= Data section =
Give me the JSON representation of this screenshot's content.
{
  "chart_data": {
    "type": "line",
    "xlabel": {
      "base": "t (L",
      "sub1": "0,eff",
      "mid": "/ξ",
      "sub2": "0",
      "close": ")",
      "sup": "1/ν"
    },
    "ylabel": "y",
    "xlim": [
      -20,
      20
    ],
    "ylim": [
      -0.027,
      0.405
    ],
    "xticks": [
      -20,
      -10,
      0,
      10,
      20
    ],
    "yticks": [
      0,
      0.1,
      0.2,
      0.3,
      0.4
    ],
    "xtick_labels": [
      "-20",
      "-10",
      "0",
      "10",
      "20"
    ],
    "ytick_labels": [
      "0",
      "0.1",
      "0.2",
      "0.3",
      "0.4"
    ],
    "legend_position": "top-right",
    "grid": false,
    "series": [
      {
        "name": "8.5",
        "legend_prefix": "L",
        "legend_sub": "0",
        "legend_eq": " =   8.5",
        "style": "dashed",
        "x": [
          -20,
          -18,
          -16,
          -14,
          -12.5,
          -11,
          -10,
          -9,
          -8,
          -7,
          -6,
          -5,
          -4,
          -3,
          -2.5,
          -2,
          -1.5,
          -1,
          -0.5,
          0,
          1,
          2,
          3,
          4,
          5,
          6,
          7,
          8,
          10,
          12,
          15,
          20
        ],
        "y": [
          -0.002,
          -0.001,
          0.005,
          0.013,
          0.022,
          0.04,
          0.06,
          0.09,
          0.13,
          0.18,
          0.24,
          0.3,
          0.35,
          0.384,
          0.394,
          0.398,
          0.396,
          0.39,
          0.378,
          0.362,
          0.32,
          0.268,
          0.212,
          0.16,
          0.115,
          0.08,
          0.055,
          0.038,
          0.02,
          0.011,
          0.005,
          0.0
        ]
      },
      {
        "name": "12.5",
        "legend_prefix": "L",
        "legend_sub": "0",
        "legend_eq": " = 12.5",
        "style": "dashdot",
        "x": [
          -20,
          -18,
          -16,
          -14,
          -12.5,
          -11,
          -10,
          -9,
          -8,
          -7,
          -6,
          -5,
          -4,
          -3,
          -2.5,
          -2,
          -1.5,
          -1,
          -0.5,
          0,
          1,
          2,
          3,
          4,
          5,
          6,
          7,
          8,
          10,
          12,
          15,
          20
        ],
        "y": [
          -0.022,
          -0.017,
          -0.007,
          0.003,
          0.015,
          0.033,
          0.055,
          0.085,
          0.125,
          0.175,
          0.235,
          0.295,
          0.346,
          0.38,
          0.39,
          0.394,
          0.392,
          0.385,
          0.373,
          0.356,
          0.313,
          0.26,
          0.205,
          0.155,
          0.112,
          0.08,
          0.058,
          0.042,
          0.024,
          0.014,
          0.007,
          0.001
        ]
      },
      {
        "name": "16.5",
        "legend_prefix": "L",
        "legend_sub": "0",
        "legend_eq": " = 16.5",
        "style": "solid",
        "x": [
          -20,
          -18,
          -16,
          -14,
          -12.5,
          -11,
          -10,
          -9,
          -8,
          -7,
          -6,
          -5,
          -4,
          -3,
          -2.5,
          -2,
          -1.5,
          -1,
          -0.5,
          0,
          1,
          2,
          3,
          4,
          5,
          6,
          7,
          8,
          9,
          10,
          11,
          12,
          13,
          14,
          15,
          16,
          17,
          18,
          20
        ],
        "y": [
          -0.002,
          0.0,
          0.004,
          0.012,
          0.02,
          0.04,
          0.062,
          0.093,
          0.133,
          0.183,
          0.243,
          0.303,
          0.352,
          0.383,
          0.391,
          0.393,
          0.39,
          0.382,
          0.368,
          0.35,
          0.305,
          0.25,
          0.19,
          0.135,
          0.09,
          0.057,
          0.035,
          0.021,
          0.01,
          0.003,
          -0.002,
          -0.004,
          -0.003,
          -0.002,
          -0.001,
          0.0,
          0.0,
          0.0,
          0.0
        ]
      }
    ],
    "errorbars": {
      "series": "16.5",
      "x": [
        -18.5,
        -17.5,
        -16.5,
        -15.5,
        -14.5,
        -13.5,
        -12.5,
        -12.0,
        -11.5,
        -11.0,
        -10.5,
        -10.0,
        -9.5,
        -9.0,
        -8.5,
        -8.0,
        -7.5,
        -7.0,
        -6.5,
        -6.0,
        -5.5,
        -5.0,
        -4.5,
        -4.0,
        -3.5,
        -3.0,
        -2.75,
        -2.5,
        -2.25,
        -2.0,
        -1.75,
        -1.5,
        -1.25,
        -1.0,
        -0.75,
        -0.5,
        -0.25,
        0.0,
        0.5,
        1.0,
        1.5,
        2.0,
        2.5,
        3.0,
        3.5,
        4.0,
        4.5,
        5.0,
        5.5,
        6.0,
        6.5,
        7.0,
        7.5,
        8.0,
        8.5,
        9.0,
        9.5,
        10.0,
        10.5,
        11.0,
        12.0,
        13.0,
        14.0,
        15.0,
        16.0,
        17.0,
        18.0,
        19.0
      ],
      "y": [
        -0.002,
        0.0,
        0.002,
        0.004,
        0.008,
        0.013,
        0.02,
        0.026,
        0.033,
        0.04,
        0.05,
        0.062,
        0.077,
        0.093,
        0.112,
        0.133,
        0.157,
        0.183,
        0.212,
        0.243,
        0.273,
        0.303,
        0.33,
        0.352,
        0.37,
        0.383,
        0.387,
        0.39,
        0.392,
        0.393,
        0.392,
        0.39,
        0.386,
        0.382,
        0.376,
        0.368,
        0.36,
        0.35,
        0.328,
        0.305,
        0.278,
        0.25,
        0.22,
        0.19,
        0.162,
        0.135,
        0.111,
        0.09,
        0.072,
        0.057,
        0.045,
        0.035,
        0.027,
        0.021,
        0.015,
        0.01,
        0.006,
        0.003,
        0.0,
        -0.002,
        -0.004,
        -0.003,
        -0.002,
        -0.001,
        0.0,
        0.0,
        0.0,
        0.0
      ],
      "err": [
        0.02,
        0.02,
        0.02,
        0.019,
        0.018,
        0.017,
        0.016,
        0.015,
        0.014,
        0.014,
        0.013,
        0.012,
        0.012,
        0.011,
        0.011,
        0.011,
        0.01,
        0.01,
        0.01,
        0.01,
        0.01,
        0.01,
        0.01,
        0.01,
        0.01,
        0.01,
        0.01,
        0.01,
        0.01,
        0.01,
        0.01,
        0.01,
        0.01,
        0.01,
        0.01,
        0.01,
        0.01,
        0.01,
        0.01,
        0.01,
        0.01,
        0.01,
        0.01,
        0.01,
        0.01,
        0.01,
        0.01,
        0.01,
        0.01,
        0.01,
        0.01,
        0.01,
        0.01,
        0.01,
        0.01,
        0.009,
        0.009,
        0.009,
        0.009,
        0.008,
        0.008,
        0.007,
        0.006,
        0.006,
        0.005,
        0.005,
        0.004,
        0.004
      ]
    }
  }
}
--
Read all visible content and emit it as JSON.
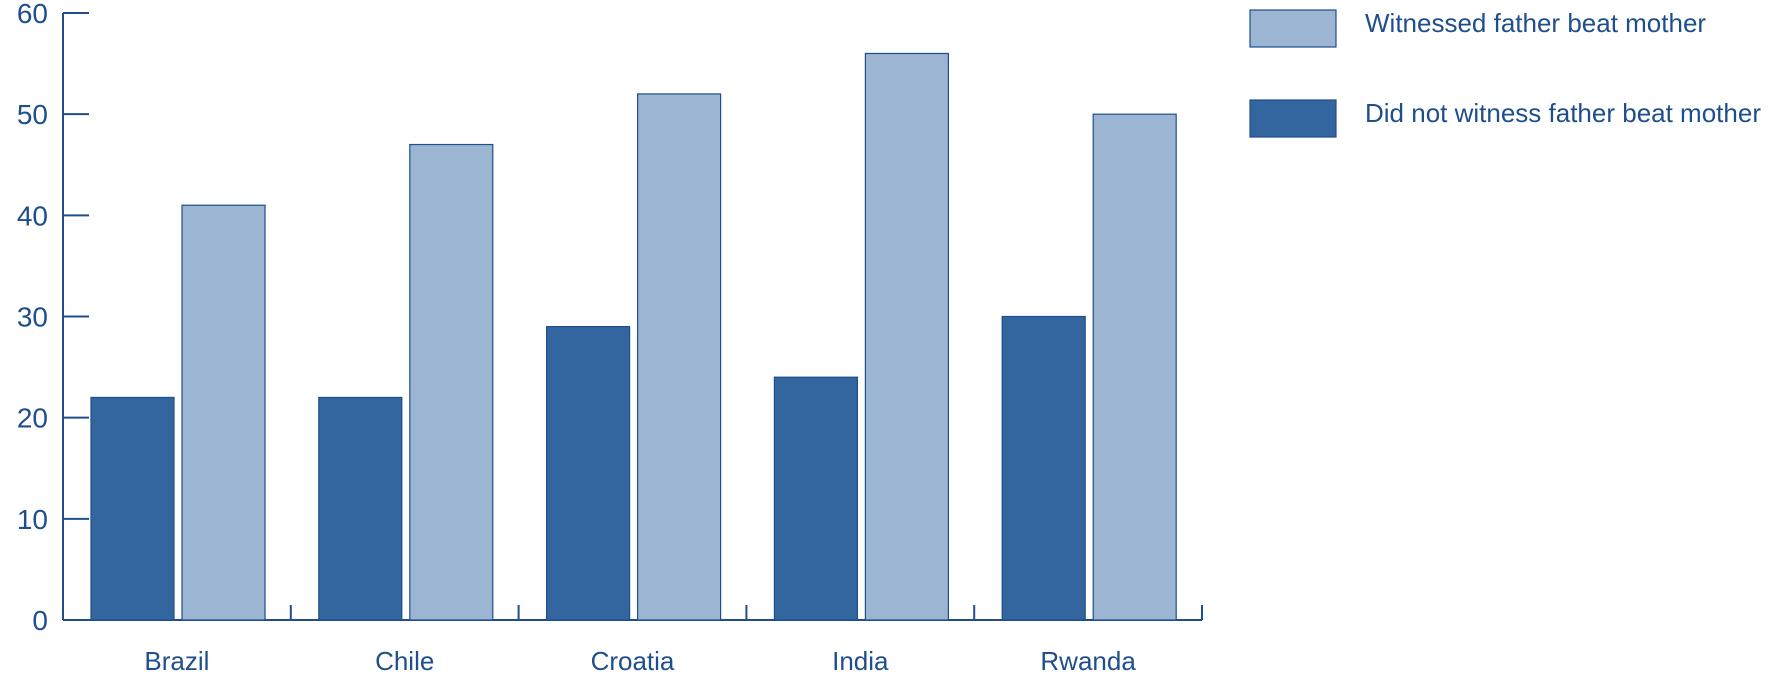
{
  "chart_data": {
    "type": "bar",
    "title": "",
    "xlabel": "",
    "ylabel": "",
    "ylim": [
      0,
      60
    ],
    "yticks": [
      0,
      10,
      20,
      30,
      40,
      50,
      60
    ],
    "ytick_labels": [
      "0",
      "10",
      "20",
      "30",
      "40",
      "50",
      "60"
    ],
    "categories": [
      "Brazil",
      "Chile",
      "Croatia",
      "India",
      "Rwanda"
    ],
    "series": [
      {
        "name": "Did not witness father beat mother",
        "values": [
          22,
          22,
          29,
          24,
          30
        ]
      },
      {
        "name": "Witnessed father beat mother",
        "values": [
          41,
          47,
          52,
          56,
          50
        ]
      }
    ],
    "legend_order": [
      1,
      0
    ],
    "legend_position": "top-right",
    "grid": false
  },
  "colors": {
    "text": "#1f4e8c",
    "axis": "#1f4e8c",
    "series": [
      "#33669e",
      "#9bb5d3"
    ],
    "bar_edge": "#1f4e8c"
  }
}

= Task prompt =
Write down only how many lines in the listing contain the word "name".

= Answer to the problem =
5